> What is expected:
Copy all lines below containing "Revenue".

[start Provided information]

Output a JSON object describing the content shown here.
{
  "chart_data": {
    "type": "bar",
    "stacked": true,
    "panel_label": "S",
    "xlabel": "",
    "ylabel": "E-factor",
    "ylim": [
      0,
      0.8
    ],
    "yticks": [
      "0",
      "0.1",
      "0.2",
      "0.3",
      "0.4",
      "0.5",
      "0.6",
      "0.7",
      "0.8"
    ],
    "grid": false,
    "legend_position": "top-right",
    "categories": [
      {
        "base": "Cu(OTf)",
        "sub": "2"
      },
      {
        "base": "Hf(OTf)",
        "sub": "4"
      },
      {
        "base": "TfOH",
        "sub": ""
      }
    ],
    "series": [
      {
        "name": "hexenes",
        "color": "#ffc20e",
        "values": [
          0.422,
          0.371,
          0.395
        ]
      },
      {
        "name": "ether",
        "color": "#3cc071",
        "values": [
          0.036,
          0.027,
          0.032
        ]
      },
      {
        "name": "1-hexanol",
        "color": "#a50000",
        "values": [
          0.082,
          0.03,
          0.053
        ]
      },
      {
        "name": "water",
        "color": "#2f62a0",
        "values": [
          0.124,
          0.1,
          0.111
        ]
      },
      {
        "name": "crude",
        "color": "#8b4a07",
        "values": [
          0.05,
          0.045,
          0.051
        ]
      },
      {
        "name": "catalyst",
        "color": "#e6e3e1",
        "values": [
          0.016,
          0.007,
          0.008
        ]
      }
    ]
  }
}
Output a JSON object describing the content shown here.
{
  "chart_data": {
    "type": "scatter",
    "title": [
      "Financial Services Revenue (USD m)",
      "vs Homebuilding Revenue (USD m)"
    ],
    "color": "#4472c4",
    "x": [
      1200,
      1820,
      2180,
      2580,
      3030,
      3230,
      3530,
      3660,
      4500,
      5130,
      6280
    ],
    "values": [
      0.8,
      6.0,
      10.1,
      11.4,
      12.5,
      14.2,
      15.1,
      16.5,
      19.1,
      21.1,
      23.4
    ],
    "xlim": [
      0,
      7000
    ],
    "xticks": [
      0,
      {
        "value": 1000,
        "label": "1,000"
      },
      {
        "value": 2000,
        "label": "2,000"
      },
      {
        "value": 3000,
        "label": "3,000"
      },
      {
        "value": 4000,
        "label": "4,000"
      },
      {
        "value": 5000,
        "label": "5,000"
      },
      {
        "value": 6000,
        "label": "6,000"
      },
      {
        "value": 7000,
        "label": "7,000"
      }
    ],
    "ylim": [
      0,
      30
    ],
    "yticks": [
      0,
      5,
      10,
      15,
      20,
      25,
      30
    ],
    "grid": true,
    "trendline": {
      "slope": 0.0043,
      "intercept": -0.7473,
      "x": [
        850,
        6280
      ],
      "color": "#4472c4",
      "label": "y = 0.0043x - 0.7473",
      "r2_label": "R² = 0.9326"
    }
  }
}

[end Provided information]

> Task result:
      "Financial Services Revenue (USD m)",
      "vs Homebuilding Revenue (USD m)"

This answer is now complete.